Records:

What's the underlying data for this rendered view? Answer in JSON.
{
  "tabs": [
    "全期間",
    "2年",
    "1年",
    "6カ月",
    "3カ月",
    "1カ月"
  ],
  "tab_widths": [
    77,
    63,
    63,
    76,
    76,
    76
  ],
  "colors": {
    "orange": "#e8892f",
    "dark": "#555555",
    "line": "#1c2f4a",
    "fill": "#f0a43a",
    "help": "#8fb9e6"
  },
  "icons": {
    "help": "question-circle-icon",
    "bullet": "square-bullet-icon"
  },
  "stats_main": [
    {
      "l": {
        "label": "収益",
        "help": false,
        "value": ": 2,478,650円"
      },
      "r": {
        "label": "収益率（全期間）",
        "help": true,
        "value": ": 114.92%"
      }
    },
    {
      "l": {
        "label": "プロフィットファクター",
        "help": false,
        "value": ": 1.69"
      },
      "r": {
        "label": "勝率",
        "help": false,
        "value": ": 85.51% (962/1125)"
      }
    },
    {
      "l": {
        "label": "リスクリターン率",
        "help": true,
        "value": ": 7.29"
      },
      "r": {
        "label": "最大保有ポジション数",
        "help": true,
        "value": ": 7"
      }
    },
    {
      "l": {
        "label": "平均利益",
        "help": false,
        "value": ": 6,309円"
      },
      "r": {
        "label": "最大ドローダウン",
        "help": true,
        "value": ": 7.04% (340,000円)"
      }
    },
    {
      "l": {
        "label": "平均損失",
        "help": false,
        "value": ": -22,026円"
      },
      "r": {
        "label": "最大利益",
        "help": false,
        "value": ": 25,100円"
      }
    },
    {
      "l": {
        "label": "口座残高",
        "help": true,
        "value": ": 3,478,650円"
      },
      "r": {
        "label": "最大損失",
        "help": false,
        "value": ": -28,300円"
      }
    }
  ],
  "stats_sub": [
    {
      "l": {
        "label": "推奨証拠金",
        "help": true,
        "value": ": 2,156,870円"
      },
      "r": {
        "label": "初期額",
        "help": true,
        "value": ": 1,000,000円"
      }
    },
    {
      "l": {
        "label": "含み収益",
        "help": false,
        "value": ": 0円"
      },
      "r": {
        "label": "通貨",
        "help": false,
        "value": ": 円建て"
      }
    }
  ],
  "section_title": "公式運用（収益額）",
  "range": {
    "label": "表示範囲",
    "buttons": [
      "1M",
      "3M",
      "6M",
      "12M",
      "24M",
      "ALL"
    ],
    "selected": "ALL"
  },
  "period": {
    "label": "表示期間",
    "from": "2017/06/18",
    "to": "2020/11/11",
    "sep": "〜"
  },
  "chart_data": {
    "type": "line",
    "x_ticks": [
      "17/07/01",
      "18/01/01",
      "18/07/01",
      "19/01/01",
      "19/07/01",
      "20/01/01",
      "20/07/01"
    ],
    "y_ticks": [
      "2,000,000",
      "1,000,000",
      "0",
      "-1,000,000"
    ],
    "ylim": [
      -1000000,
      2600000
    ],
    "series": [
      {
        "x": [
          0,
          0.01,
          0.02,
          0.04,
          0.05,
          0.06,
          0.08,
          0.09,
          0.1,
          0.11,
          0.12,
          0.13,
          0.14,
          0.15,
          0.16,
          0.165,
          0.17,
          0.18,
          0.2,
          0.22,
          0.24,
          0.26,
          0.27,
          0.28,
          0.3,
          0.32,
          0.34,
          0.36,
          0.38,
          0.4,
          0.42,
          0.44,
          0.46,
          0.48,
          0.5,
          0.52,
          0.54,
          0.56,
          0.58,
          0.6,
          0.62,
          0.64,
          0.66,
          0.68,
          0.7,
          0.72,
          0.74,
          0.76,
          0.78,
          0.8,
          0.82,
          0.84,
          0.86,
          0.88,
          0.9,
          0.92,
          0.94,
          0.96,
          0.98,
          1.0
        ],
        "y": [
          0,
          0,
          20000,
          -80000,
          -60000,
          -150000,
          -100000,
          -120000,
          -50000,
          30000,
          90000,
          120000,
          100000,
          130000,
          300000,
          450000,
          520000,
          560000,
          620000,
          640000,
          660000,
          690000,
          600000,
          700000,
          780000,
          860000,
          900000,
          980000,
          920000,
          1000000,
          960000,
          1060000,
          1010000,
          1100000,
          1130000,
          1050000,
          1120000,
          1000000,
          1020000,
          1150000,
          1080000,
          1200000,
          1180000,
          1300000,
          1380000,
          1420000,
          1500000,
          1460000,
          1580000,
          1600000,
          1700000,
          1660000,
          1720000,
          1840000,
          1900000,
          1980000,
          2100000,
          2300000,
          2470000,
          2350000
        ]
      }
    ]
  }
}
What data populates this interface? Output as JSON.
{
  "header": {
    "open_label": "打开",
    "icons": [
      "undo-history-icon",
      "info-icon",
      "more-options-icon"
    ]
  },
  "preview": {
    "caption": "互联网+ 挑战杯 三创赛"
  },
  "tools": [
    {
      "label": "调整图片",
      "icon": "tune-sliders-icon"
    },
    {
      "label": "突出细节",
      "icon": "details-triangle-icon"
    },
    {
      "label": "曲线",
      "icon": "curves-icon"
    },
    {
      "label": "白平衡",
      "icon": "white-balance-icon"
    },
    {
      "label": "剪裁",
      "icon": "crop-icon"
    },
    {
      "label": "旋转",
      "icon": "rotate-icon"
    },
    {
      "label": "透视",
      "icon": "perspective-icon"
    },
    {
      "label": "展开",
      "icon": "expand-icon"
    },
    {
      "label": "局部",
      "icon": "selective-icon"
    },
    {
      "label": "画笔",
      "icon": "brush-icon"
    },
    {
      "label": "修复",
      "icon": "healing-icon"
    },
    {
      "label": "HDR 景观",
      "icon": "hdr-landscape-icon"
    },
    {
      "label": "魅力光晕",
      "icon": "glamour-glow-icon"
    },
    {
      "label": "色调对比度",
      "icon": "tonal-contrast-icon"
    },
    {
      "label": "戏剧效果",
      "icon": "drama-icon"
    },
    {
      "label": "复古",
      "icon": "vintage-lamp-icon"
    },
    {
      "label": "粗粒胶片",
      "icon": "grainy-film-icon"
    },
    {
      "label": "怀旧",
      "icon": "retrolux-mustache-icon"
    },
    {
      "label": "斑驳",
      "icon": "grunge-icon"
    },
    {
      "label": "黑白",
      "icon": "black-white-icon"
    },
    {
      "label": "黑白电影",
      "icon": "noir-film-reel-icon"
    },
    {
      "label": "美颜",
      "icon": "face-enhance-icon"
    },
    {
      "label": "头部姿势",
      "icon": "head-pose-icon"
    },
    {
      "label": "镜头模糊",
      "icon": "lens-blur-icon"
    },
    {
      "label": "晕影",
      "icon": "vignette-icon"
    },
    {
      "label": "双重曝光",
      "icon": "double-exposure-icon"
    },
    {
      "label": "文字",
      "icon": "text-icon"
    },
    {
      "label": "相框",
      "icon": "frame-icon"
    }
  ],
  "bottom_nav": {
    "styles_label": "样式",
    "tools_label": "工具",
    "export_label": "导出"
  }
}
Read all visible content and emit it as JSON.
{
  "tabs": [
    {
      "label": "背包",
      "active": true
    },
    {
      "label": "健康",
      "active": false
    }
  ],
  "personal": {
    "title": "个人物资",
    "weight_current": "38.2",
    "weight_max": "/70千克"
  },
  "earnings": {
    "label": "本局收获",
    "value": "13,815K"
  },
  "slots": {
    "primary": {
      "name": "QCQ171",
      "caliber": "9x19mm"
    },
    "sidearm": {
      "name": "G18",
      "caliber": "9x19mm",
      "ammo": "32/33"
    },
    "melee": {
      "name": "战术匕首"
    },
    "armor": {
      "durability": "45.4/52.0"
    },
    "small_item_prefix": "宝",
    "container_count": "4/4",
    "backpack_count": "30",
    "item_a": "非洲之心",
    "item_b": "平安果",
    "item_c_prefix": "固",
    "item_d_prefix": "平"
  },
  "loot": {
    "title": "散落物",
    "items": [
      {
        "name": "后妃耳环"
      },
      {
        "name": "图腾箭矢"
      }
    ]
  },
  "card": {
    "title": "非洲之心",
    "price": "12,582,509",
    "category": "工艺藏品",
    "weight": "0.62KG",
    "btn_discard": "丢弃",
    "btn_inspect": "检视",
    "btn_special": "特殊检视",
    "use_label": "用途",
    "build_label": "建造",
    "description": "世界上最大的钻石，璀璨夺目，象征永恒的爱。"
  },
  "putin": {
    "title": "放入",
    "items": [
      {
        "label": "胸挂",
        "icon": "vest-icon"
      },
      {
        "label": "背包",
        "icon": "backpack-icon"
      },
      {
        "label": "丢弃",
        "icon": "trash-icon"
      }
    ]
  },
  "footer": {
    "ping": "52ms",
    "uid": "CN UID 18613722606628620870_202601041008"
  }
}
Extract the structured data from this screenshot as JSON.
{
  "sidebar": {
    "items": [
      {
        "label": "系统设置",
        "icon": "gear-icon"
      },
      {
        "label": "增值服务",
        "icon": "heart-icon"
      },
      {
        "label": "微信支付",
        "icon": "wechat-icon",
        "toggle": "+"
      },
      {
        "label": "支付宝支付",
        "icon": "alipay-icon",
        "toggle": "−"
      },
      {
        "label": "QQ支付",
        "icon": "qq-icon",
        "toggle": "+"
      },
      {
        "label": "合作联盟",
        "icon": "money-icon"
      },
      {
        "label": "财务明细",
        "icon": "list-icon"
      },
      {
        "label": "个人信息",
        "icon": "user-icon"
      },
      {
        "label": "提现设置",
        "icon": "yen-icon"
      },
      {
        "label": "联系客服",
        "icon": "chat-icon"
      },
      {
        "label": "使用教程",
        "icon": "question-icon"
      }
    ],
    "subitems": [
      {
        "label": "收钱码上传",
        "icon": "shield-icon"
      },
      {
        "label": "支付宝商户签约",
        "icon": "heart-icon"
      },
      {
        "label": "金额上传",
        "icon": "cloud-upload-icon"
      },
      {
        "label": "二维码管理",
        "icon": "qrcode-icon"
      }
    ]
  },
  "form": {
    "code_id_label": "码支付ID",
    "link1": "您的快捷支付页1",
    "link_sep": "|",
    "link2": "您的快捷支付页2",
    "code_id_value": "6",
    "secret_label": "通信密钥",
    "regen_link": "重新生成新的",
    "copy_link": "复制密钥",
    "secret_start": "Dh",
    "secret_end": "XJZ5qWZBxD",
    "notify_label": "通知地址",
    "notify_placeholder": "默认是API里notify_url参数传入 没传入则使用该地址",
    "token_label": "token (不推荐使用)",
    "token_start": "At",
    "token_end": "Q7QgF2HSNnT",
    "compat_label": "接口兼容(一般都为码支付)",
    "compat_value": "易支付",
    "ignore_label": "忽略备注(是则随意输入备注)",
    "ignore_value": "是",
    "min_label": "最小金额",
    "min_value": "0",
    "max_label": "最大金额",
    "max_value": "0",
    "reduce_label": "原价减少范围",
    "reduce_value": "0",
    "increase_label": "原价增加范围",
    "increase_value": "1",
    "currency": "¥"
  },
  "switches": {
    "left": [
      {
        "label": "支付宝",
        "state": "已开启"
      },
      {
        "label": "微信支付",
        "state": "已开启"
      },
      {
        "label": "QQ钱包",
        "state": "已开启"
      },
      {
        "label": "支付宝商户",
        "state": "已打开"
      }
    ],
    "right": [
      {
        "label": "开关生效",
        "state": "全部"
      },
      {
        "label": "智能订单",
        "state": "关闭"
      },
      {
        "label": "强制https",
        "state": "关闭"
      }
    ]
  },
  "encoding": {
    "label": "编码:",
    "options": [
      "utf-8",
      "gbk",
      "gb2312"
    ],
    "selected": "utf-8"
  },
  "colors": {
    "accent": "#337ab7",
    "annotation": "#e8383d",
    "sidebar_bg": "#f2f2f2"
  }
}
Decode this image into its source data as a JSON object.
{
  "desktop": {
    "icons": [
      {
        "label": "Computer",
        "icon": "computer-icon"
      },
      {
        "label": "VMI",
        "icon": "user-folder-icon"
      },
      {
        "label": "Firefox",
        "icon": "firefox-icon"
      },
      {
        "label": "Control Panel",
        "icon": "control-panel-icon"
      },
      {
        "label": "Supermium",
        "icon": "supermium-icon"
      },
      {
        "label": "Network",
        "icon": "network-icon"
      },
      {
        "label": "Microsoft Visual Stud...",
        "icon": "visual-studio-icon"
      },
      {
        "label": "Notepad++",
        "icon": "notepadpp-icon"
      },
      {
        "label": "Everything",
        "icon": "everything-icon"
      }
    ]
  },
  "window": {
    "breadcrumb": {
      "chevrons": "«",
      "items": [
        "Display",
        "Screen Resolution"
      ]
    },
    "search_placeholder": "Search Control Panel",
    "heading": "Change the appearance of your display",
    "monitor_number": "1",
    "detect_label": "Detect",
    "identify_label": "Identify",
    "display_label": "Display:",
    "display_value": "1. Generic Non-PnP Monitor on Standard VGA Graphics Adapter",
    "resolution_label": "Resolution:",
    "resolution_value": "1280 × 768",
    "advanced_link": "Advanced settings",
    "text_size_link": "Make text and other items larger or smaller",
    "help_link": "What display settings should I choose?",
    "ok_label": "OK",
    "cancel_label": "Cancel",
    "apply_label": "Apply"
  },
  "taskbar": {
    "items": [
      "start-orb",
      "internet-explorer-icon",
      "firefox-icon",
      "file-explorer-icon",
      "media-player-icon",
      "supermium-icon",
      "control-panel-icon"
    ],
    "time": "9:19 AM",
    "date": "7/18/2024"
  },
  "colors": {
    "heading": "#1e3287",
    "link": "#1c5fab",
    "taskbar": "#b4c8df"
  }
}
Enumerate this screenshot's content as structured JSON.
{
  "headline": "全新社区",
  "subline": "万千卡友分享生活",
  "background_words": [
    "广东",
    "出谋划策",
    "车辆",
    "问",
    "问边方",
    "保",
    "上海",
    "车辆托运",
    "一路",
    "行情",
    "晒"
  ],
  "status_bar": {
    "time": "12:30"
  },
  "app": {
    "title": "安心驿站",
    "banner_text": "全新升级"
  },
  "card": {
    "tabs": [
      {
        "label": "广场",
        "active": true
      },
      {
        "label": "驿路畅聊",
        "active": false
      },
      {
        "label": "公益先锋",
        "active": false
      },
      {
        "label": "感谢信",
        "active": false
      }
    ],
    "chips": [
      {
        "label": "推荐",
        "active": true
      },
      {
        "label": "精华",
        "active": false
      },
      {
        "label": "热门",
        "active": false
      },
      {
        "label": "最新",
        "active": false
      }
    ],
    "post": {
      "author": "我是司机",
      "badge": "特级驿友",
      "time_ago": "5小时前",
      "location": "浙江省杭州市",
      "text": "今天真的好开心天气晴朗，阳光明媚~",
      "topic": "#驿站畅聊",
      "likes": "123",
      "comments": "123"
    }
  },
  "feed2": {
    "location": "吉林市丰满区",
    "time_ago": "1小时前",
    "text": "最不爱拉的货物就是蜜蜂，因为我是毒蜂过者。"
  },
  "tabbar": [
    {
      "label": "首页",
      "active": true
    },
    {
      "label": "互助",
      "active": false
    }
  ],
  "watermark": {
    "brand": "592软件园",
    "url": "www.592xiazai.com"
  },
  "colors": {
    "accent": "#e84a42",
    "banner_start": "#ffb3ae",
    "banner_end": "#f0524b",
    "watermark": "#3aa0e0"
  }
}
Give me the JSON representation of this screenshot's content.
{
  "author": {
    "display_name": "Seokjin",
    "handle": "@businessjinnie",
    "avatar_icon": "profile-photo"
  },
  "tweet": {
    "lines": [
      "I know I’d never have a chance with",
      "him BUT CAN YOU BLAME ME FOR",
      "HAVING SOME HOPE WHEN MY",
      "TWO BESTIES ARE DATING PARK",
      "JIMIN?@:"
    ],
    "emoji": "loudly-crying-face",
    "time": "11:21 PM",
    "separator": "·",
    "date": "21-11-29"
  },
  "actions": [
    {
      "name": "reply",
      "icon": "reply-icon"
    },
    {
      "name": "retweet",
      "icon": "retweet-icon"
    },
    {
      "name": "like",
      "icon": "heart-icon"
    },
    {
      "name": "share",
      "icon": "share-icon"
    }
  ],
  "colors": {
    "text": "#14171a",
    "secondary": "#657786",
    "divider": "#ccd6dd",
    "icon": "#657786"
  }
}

Stated exercise: Scan the material and collect every line that contains "this".

Response to the task:
What's the underlying data for this rendered view? Answer in JSON.
What data populates this interface? Output as JSON.
Extract the structured data from this screenshot as JSON.
Decode this image into its source data as a JSON object.
Enumerate this screenshot's content as structured JSON.
Give me the JSON representation of this screenshot's content.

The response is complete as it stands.